— Begin Dataset content —

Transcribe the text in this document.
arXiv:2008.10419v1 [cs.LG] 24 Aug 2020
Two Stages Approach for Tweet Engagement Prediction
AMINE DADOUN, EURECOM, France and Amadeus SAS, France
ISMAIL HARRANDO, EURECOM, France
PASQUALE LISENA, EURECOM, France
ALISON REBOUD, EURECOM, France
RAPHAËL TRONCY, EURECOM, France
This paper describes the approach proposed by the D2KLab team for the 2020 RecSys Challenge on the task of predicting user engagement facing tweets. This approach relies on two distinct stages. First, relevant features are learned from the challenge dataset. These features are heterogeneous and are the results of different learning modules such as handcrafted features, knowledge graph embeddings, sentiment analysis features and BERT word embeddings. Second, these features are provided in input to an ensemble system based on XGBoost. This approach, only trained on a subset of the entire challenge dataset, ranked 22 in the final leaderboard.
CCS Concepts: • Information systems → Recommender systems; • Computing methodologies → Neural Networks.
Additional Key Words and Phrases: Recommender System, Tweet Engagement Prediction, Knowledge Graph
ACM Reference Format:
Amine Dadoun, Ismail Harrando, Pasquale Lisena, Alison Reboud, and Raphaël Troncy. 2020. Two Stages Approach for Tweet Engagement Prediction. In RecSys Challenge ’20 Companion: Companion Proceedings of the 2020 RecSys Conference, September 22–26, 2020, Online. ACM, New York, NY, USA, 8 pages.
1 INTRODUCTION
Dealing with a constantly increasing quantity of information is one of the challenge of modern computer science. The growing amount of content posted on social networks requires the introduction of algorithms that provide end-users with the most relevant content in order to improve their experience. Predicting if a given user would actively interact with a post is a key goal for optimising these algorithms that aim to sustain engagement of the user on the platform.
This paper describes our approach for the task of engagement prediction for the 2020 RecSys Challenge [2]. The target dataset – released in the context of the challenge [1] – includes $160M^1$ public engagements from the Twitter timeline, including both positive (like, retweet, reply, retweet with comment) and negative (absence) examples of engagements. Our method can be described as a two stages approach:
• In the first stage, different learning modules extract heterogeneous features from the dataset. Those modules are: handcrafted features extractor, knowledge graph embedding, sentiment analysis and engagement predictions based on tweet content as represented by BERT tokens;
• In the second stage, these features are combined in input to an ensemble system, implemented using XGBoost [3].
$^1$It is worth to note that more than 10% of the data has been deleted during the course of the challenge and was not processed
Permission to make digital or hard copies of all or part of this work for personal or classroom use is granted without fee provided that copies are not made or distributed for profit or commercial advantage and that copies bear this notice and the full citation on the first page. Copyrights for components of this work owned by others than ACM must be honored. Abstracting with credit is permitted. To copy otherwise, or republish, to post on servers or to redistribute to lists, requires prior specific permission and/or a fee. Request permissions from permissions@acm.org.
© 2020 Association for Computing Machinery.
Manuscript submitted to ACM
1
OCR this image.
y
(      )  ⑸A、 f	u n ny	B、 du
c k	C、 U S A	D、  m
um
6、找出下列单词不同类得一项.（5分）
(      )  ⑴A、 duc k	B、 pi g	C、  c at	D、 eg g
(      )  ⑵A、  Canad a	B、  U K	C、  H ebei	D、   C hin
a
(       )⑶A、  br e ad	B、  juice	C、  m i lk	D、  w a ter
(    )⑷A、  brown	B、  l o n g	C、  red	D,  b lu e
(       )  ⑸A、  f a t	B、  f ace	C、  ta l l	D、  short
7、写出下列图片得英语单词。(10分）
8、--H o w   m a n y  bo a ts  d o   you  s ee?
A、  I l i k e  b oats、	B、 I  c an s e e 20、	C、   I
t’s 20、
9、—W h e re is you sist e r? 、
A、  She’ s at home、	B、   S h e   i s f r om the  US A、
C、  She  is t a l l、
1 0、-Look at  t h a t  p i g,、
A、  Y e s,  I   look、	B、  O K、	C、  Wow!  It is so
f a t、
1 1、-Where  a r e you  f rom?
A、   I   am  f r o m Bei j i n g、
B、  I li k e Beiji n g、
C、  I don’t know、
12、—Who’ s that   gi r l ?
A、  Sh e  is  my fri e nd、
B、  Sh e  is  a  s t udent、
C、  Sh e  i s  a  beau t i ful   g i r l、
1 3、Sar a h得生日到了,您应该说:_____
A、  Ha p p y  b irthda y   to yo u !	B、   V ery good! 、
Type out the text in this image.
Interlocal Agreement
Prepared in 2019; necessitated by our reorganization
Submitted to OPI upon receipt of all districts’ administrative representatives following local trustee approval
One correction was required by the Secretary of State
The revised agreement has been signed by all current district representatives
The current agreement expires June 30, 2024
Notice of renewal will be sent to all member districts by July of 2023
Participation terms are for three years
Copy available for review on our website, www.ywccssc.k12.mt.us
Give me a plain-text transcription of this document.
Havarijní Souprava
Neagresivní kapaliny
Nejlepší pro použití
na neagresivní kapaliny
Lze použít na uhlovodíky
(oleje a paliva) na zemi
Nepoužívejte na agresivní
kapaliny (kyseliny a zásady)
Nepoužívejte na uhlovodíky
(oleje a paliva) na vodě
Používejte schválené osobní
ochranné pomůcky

— End Dataset content —

Return the full listing, character for character.

Transcribe the text in this document.
arXiv:2008.10419v1 [cs.LG] 24 Aug 2020
Two Stages Approach for Tweet Engagement Prediction
AMINE DADOUN, EURECOM, France and Amadeus SAS, France
ISMAIL HARRANDO, EURECOM, France
PASQUALE LISENA, EURECOM, France
ALISON REBOUD, EURECOM, France
RAPHAËL TRONCY, EURECOM, France
This paper describes the approach proposed by the D2KLab team for the 2020 RecSys Challenge on the task of predicting user engagement facing tweets. This approach relies on two distinct stages. First, relevant features are learned from the challenge dataset. These features are heterogeneous and are the results of different learning modules such as handcrafted features, knowledge graph embeddings, sentiment analysis features and BERT word embeddings. Second, these features are provided in input to an ensemble system based on XGBoost. This approach, only trained on a subset of the entire challenge dataset, ranked 22 in the final leaderboard.
CCS Concepts: • Information systems → Recommender systems; • Computing methodologies → Neural Networks.
Additional Key Words and Phrases: Recommender System, Tweet Engagement Prediction, Knowledge Graph
ACM Reference Format:
Amine Dadoun, Ismail Harrando, Pasquale Lisena, Alison Reboud, and Raphaël Troncy. 2020. Two Stages Approach for Tweet Engagement Prediction. In RecSys Challenge ’20 Companion: Companion Proceedings of the 2020 RecSys Conference, September 22–26, 2020, Online. ACM, New York, NY, USA, 8 pages.
1 INTRODUCTION
Dealing with a constantly increasing quantity of information is one of the challenge of modern computer science. The growing amount of content posted on social networks requires the introduction of algorithms that provide end-users with the most relevant content in order to improve their experience. Predicting if a given user would actively interact with a post is a key goal for optimising these algorithms that aim to sustain engagement of the user on the platform.
This paper describes our approach for the task of engagement prediction for the 2020 RecSys Challenge [2]. The target dataset – released in the context of the challenge [1] – includes $160M^1$ public engagements from the Twitter timeline, including both positive (like, retweet, reply, retweet with comment) and negative (absence) examples of engagements. Our method can be described as a two stages approach:
• In the first stage, different learning modules extract heterogeneous features from the dataset. Those modules are: handcrafted features extractor, knowledge graph embedding, sentiment analysis and engagement predictions based on tweet content as represented by BERT tokens;
• In the second stage, these features are combined in input to an ensemble system, implemented using XGBoost [3].
$^1$It is worth to note that more than 10% of the data has been deleted during the course of the challenge and was not processed
Permission to make digital or hard copies of all or part of this work for personal or classroom use is granted without fee provided that copies are not made or distributed for profit or commercial advantage and that copies bear this notice and the full citation on the first page. Copyrights for components of this work owned by others than ACM must be honored. Abstracting with credit is permitted. To copy otherwise, or republish, to post on servers or to redistribute to lists, requires prior specific permission and/or a fee. Request permissions from permissions@acm.org.
© 2020 Association for Computing Machinery.
Manuscript submitted to ACM
1
OCR this image.
y
(      )  ⑸A、 f	u n ny	B、 du
c k	C、 U S A	D、  m
um
6、找出下列单词不同类得一项.（5分）
(      )  ⑴A、 duc k	B、 pi g	C、  c at	D、 eg g
(      )  ⑵A、  Canad a	B、  U K	C、  H ebei	D、   C hin
a
(       )⑶A、  br e ad	B、  juice	C、  m i lk	D、  w a ter
(    )⑷A、  brown	B、  l o n g	C、  red	D,  b lu e
(       )  ⑸A、  f a t	B、  f ace	C、  ta l l	D、  short
7、写出下列图片得英语单词。(10分）
8、--H o w   m a n y  bo a ts  d o   you  s ee?
A、  I l i k e  b oats、	B、 I  c an s e e 20、	C、   I
t’s 20、
9、—W h e re is you sist e r? 、
A、  She’ s at home、	B、   S h e   i s f r om the  US A、
C、  She  is t a l l、
1 0、-Look at  t h a t  p i g,、
A、  Y e s,  I   look、	B、  O K、	C、  Wow!  It is so
f a t、
1 1、-Where  a r e you  f rom?
A、   I   am  f r o m Bei j i n g、
B、  I li k e Beiji n g、
C、  I don’t know、
12、—Who’ s that   gi r l ?
A、  Sh e  is  my fri e nd、
B、  Sh e  is  a  s t udent、
C、  Sh e  i s  a  beau t i ful   g i r l、
1 3、Sar a h得生日到了,您应该说:_____
A、  Ha p p y  b irthda y   to yo u !	B、   V ery good! 、
Type out the text in this image.
Interlocal Agreement
Prepared in 2019; necessitated by our reorganization
Submitted to OPI upon receipt of all districts’ administrative representatives following local trustee approval
One correction was required by the Secretary of State
The revised agreement has been signed by all current district representatives
The current agreement expires June 30, 2024
Notice of renewal will be sent to all member districts by July of 2023
Participation terms are for three years
Copy available for review on our website, www.ywccssc.k12.mt.us
Give me a plain-text transcription of this document.
Havarijní Souprava
Neagresivní kapaliny
Nejlepší pro použití
na neagresivní kapaliny
Lze použít na uhlovodíky
(oleje a paliva) na zemi
Nepoužívejte na agresivní
kapaliny (kyseliny a zásady)
Nepoužívejte na uhlovodíky
(oleje a paliva) na vodě
Používejte schválené osobní
ochranné pomůcky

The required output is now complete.